Check each line of the records below for the word "glyph" and copy those where it appears.

Stored records:
━━━━━━━━━━━━━━━━━━━━
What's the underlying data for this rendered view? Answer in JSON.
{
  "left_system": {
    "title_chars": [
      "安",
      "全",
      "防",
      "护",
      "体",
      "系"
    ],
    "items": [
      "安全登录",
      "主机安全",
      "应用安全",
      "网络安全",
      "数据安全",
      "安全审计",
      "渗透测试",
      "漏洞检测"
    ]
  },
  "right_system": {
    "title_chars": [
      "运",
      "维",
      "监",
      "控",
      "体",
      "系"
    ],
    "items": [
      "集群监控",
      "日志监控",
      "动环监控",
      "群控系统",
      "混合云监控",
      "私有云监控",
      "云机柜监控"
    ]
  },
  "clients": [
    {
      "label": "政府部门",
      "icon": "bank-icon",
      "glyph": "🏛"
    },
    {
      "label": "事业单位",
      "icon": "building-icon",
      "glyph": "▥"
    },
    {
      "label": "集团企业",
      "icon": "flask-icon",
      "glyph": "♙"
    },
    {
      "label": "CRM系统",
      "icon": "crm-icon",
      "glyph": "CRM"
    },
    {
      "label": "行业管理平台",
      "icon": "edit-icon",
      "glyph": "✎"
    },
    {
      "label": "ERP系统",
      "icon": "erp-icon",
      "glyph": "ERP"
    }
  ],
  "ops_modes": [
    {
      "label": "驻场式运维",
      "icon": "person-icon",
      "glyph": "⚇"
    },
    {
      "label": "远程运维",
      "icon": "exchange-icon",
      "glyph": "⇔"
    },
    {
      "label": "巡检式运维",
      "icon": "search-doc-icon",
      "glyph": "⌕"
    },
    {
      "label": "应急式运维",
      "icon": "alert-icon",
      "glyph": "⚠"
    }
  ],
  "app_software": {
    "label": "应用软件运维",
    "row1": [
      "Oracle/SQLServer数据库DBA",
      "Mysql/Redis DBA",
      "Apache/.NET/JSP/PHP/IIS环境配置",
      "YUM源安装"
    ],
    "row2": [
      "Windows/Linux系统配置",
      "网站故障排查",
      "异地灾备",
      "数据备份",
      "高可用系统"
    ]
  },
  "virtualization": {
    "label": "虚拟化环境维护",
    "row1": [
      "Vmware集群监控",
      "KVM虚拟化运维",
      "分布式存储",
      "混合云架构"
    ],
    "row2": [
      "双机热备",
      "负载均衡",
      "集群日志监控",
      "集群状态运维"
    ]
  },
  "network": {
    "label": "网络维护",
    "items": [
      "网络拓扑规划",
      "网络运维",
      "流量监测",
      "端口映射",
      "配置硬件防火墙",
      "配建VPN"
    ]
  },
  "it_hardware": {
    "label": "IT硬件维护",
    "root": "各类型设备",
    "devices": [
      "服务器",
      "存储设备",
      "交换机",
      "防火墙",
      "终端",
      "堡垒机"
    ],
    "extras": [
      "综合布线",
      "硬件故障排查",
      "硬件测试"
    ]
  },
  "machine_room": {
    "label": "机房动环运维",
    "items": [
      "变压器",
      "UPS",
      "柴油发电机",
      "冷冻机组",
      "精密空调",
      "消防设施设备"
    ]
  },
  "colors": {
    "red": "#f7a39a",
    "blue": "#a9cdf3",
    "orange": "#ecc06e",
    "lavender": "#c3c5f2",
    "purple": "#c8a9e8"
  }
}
━━━━━━━━━━━━━━━━━━━━
Written reply:
      "glyph": "🏛"
      "glyph": "▥"
      "glyph": "♙"
      "glyph": "CRM"
      "glyph": "✎"
      "glyph": "ERP"
      "glyph": "⚇"
      "glyph": "⇔"
      "glyph": "⌕"
      "glyph": "⚠"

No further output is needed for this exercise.